• _Stated task_
Narrow the data below down to the lines containing "JSON".

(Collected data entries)
****

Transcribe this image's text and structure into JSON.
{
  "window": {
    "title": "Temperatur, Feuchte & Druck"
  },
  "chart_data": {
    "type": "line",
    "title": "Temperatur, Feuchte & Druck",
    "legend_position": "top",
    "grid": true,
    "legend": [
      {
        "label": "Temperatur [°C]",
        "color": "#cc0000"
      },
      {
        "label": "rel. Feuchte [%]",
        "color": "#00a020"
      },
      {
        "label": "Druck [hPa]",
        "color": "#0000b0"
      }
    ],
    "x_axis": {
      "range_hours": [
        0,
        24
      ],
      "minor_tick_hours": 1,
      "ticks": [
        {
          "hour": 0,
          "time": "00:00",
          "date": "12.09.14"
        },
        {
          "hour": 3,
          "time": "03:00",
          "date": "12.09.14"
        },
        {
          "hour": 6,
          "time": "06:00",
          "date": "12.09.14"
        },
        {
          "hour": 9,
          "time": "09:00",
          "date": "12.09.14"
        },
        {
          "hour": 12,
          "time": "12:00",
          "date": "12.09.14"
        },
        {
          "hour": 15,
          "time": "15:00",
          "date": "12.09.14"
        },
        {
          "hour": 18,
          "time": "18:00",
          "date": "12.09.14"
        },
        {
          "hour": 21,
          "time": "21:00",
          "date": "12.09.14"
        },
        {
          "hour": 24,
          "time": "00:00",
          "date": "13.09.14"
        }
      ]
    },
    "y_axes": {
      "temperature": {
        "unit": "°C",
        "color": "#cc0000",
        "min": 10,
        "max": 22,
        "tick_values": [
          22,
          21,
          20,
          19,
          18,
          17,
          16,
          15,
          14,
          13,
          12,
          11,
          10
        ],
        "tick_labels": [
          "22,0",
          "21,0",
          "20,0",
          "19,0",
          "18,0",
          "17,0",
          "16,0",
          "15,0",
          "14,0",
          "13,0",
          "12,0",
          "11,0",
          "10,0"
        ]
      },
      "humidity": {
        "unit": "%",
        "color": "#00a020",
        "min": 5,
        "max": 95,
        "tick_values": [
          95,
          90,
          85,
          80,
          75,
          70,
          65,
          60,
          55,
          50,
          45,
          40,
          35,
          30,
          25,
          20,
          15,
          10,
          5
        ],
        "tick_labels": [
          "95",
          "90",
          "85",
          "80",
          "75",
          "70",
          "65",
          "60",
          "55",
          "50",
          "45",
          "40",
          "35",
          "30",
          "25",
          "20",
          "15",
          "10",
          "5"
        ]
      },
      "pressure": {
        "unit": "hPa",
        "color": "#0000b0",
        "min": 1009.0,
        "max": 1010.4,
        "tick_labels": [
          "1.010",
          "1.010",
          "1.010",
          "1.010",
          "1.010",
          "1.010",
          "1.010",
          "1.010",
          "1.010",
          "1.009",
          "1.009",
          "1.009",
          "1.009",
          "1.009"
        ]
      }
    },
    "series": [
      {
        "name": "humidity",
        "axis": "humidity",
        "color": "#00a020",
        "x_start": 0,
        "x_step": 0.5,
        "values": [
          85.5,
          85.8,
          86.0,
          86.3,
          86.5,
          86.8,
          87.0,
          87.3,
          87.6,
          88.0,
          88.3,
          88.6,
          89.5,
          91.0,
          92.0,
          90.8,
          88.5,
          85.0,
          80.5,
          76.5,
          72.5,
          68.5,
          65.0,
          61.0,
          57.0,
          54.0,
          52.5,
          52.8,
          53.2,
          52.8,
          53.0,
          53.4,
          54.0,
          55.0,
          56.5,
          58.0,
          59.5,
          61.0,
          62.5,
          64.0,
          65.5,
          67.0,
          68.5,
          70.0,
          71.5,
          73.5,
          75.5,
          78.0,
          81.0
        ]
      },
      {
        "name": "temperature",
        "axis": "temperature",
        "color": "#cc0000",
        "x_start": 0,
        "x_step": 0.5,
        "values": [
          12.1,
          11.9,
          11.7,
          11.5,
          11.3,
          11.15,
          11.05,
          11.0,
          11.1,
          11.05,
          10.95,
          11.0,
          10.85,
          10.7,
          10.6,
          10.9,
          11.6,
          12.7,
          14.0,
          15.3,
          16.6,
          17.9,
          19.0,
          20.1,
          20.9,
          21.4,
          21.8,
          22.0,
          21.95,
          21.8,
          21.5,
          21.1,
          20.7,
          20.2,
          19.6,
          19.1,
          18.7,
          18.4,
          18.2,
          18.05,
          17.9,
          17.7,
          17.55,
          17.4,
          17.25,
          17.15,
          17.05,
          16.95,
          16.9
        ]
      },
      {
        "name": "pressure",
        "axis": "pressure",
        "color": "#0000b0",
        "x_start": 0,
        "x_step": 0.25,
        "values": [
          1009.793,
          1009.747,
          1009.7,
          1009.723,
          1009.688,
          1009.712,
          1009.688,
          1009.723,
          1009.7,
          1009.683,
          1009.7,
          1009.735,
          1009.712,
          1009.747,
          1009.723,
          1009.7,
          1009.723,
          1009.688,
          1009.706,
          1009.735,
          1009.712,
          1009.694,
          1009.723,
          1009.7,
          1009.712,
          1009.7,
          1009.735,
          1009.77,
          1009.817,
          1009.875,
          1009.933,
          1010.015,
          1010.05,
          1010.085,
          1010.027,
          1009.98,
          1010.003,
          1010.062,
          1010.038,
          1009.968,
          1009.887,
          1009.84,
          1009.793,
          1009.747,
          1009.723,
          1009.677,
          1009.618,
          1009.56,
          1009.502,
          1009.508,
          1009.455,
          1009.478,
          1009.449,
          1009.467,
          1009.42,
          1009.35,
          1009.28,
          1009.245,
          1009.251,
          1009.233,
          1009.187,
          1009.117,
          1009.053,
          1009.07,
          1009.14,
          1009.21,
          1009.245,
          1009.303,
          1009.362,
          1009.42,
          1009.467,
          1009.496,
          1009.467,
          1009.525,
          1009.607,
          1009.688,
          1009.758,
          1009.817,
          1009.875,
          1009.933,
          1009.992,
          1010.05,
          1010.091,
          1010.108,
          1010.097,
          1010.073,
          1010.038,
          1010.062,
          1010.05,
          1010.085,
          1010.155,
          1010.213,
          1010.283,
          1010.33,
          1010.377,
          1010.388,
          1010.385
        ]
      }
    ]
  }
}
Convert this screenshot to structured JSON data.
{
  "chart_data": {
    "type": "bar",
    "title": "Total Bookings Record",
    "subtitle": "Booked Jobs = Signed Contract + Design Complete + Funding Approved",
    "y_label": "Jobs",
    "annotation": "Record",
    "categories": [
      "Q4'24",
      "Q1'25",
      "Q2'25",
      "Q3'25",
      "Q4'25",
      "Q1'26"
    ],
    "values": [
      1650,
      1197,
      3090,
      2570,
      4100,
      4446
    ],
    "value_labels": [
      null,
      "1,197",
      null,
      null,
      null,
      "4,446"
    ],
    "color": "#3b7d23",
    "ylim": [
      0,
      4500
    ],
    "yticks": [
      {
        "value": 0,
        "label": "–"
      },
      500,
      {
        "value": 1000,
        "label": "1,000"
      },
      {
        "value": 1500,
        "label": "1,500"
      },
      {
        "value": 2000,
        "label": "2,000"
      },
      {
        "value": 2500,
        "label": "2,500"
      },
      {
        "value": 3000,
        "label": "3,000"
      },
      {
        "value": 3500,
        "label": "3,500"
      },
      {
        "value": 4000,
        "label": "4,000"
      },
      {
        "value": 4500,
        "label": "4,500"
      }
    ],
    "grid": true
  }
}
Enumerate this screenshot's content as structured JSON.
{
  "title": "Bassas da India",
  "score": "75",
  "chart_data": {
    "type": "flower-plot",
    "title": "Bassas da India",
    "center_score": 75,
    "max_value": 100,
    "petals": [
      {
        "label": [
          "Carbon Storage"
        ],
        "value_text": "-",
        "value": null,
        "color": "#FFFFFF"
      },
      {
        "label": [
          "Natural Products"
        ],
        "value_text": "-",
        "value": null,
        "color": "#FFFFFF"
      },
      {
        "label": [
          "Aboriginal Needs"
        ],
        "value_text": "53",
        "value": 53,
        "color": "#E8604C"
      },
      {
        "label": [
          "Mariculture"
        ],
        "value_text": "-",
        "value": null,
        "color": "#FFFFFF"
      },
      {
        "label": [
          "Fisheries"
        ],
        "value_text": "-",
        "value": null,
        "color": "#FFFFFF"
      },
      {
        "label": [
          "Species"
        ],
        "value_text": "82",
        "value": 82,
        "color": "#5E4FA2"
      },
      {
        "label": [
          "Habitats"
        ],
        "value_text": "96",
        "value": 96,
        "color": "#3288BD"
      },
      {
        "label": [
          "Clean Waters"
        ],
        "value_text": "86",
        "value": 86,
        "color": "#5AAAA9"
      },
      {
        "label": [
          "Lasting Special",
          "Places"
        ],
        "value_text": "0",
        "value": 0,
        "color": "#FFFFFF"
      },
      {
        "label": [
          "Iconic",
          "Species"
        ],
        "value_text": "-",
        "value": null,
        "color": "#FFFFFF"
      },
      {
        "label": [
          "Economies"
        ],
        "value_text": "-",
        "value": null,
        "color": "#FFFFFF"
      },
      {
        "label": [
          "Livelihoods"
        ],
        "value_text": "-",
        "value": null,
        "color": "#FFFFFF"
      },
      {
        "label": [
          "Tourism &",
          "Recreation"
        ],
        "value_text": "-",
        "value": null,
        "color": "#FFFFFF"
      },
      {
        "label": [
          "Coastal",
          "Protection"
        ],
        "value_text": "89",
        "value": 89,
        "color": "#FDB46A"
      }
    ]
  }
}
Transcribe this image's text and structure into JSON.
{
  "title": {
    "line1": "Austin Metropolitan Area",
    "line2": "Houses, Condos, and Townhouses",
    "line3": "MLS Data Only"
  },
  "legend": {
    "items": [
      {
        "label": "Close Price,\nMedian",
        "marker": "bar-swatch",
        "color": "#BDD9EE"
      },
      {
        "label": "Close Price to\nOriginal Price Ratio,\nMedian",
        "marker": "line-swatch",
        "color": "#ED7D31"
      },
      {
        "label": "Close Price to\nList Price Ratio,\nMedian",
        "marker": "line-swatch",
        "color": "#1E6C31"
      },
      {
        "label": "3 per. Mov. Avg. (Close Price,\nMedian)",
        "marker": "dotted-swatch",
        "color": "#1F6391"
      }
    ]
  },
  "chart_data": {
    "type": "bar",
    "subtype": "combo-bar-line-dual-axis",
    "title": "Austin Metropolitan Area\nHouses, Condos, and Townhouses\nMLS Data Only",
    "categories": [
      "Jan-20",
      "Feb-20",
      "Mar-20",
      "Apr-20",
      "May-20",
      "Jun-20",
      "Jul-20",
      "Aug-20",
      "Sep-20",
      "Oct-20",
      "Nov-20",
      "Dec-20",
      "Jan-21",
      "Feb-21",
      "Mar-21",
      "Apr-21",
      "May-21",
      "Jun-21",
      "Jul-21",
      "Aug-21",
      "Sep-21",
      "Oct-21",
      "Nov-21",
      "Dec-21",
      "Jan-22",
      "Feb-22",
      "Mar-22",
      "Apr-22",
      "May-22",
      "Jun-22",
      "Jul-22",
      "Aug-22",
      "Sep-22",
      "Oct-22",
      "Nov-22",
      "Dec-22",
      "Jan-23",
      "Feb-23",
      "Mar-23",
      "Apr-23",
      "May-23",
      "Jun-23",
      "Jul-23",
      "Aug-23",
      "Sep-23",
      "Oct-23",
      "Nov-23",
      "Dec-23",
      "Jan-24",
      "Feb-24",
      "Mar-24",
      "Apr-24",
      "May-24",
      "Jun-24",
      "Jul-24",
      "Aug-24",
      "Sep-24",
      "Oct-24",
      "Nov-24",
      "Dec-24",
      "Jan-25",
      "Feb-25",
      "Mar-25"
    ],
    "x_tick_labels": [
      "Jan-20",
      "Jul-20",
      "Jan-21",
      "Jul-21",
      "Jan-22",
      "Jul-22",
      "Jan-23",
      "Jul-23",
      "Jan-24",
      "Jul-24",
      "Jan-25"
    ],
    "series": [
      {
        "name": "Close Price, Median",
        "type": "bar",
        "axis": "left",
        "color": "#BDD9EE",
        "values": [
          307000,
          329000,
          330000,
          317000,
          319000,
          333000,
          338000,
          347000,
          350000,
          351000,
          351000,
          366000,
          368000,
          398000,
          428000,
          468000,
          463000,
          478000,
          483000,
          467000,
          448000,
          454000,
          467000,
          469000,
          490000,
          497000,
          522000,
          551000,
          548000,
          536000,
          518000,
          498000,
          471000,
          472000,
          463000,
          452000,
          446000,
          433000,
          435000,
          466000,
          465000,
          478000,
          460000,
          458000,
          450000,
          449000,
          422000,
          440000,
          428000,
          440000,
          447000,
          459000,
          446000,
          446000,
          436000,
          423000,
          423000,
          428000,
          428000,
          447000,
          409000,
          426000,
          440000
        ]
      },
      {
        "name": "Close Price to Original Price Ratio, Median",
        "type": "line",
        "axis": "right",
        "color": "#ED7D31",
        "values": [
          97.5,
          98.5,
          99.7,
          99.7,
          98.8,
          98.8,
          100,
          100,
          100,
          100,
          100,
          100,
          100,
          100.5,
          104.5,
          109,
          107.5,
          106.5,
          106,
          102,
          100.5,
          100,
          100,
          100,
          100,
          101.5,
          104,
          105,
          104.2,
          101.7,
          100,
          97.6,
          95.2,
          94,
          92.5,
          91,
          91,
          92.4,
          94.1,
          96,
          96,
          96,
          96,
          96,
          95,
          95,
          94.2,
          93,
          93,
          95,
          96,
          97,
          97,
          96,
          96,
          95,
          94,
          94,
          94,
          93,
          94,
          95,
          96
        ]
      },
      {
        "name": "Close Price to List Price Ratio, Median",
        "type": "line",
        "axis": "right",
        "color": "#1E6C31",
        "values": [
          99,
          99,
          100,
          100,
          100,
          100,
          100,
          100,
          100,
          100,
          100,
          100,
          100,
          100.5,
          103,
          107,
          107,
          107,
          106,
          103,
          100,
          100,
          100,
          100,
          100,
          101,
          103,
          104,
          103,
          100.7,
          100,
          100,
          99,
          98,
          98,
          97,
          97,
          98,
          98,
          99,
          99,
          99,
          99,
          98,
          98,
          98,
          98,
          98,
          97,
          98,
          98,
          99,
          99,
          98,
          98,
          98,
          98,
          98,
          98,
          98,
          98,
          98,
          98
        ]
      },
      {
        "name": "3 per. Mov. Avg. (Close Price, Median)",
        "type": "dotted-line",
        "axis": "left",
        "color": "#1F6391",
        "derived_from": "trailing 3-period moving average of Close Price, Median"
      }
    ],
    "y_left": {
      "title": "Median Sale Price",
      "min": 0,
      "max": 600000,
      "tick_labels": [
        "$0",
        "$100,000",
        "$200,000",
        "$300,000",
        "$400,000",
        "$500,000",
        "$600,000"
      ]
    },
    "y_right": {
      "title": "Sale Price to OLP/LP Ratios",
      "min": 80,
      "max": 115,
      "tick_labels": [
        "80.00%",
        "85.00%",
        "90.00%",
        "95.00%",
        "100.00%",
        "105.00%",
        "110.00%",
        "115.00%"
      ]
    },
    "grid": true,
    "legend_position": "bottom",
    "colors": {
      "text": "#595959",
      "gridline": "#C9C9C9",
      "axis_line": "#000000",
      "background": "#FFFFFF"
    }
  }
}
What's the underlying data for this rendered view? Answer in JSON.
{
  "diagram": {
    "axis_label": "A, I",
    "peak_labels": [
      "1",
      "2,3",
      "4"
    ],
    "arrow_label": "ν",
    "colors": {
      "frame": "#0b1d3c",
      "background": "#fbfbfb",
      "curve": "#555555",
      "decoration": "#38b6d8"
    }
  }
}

****

• _Worked solution_
Transcribe this image's text and structure into JSON.
Convert this screenshot to structured JSON data.
Enumerate this screenshot's content as structured JSON.
Transcribe this image's text and structure into JSON.
What's the underlying data for this rendered view? Answer in JSON.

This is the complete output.